[SET PROBLEM] Search the records for "caption". Copy every line where it appears.

[DATA ROWS]
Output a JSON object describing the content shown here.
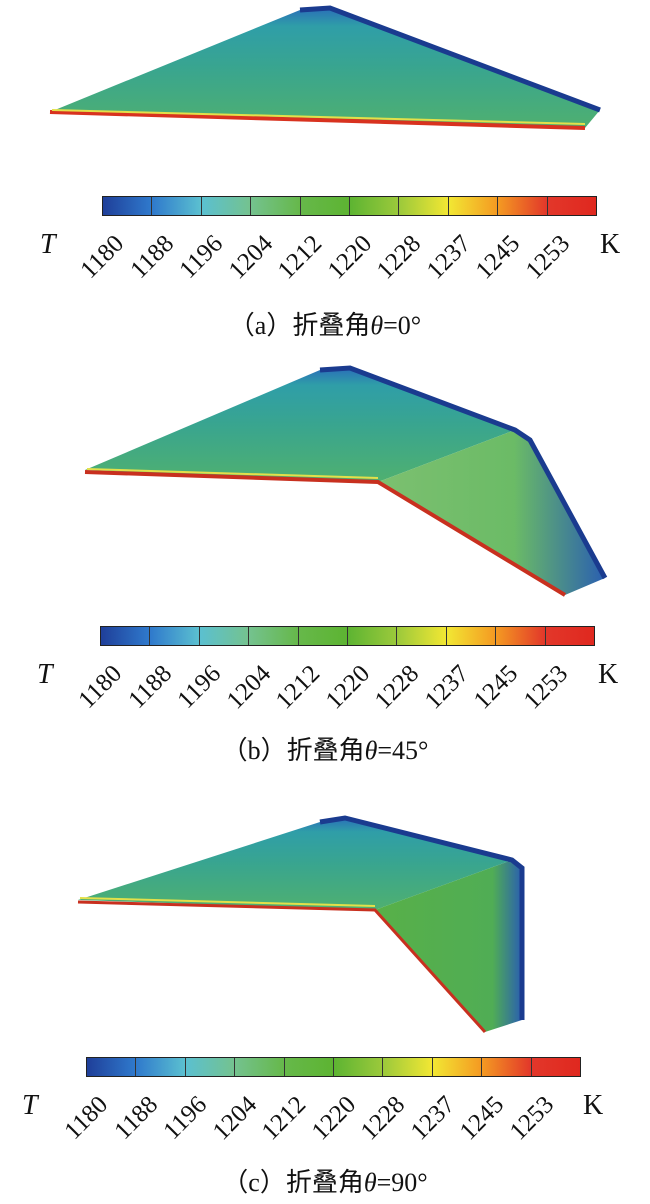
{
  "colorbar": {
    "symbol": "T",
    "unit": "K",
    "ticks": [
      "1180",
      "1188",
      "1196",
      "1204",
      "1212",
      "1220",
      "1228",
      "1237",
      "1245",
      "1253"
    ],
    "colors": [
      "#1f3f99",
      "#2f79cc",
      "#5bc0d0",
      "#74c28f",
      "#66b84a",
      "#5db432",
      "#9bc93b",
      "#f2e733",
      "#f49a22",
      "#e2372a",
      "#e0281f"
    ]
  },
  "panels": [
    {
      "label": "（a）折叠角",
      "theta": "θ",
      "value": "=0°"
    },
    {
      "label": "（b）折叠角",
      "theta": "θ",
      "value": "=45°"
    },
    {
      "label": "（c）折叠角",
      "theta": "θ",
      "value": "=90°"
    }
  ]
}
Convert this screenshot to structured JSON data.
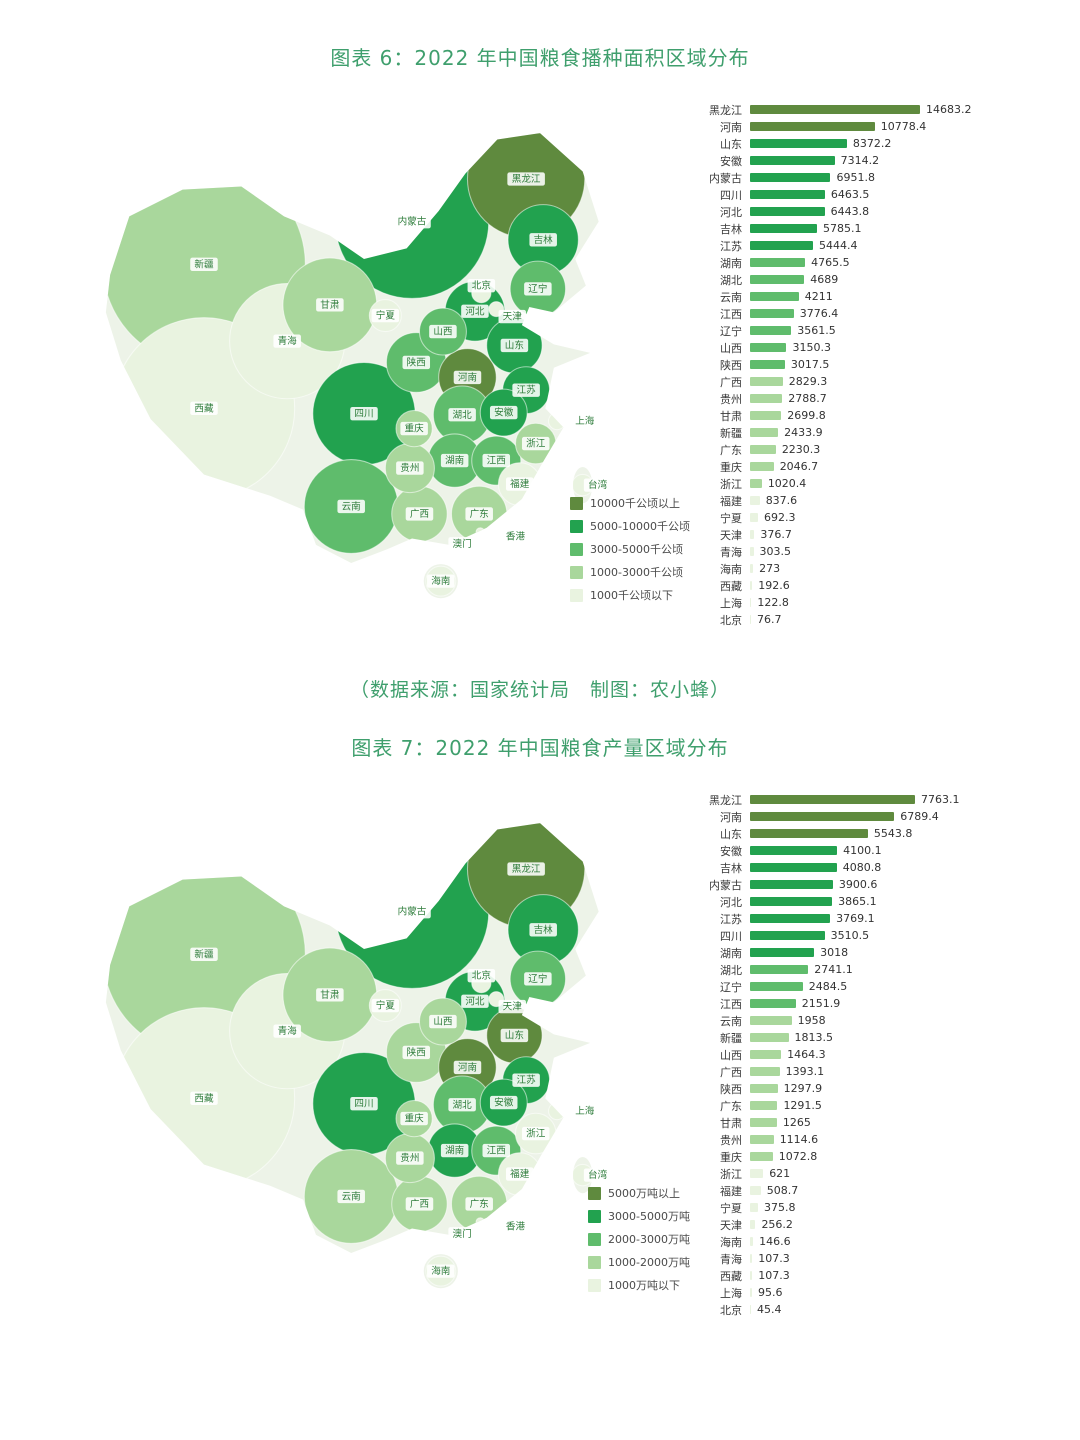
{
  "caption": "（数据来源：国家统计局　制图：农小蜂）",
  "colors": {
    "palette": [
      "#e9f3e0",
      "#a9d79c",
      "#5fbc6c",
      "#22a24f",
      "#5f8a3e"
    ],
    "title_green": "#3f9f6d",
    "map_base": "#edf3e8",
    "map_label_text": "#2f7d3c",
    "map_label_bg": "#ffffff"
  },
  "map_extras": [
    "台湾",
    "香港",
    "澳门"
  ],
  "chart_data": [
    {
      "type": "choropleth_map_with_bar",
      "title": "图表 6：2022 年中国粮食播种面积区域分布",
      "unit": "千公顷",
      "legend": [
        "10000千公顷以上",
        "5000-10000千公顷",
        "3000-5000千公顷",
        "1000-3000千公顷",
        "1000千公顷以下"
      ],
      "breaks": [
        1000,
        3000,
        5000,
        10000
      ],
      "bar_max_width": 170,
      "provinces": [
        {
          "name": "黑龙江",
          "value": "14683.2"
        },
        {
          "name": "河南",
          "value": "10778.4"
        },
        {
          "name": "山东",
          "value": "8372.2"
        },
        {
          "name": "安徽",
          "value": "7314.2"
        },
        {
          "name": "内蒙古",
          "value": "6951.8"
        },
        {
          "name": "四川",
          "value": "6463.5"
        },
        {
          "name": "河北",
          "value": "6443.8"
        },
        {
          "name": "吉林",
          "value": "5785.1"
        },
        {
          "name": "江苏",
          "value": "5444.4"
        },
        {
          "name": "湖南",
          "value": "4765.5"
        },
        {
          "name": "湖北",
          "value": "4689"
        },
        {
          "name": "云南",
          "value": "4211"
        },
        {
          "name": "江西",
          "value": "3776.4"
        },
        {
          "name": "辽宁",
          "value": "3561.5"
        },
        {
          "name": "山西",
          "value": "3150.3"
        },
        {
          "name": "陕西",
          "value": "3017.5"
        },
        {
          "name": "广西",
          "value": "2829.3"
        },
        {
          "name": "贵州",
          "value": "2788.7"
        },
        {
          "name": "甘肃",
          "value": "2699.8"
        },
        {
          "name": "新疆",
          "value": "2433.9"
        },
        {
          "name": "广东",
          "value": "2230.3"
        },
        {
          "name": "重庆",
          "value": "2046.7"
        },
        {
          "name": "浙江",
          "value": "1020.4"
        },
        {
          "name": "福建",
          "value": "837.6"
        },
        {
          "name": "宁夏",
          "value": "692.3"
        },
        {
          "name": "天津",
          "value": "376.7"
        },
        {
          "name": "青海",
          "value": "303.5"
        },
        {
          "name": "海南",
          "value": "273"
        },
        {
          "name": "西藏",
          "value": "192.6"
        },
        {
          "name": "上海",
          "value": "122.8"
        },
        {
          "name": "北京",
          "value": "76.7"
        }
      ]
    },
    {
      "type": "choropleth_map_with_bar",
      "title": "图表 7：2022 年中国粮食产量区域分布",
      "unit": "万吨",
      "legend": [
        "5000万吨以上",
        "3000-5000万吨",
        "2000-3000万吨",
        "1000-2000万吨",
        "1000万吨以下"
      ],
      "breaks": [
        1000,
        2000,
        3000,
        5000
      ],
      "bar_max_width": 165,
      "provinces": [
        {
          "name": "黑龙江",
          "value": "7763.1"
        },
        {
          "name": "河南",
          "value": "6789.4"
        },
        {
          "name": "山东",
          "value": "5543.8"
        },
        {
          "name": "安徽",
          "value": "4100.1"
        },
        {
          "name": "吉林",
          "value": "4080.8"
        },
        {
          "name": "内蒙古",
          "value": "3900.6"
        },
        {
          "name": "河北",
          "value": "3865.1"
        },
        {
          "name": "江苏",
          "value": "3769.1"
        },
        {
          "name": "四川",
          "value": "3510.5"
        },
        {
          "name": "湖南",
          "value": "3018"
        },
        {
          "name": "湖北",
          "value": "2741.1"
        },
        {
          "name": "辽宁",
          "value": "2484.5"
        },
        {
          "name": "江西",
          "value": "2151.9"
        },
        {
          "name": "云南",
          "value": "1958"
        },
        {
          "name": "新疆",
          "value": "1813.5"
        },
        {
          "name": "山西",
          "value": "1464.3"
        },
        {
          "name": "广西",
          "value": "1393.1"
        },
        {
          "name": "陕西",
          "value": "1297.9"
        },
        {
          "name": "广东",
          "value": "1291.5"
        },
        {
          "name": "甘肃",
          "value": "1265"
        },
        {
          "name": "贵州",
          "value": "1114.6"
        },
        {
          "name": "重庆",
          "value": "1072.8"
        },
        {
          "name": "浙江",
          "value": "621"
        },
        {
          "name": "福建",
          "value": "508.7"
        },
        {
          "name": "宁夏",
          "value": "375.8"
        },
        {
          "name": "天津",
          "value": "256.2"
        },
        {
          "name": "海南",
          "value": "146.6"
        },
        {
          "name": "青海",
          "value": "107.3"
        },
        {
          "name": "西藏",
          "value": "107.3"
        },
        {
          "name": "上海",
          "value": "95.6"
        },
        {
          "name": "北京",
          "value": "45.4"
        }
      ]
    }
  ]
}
==
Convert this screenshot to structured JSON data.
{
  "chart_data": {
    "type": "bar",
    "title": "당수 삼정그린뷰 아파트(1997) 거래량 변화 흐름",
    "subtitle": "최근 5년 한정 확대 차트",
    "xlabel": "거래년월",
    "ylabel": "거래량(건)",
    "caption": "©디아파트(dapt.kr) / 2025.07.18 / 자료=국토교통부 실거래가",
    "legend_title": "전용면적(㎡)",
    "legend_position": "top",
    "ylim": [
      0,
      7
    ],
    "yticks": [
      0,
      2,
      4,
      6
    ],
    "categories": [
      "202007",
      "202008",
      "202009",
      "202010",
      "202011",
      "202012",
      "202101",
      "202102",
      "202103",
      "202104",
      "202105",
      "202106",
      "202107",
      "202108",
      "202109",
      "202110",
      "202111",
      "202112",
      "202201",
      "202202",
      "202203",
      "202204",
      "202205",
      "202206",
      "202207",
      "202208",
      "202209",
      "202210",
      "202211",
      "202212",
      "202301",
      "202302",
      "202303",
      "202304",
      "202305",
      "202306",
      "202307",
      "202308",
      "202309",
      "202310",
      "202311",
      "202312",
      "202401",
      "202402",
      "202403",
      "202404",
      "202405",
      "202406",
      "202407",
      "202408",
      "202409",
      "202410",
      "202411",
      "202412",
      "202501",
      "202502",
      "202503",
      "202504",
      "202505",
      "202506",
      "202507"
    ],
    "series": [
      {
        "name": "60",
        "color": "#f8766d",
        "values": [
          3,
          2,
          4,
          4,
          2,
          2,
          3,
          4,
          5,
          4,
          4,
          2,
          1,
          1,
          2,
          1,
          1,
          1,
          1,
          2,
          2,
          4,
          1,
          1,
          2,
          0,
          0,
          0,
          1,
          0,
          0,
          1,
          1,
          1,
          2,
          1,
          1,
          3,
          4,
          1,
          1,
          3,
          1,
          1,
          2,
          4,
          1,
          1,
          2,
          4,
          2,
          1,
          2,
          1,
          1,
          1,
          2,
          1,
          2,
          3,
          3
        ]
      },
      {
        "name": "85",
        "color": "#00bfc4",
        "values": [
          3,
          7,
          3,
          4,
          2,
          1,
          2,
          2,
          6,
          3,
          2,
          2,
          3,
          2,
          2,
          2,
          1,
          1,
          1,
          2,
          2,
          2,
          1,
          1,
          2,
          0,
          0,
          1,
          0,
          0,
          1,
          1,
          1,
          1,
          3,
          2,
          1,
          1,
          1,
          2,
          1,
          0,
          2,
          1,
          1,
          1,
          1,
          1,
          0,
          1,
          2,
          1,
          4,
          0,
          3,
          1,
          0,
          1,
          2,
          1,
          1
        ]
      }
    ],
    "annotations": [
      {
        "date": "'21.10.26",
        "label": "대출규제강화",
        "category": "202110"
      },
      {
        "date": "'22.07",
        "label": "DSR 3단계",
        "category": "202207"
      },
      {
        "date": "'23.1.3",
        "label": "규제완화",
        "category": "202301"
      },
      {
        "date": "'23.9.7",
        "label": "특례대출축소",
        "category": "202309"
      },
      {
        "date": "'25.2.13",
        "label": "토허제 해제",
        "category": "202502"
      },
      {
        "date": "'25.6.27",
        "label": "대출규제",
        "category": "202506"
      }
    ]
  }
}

[SOLUTION FOR THIS TASK]
  "caption": "（数据来源：国家统计局　制图：农小蜂）",
    "caption": "©디아파트(dapt.kr) / 2025.07.18 / 자료=국토교통부 실거래가",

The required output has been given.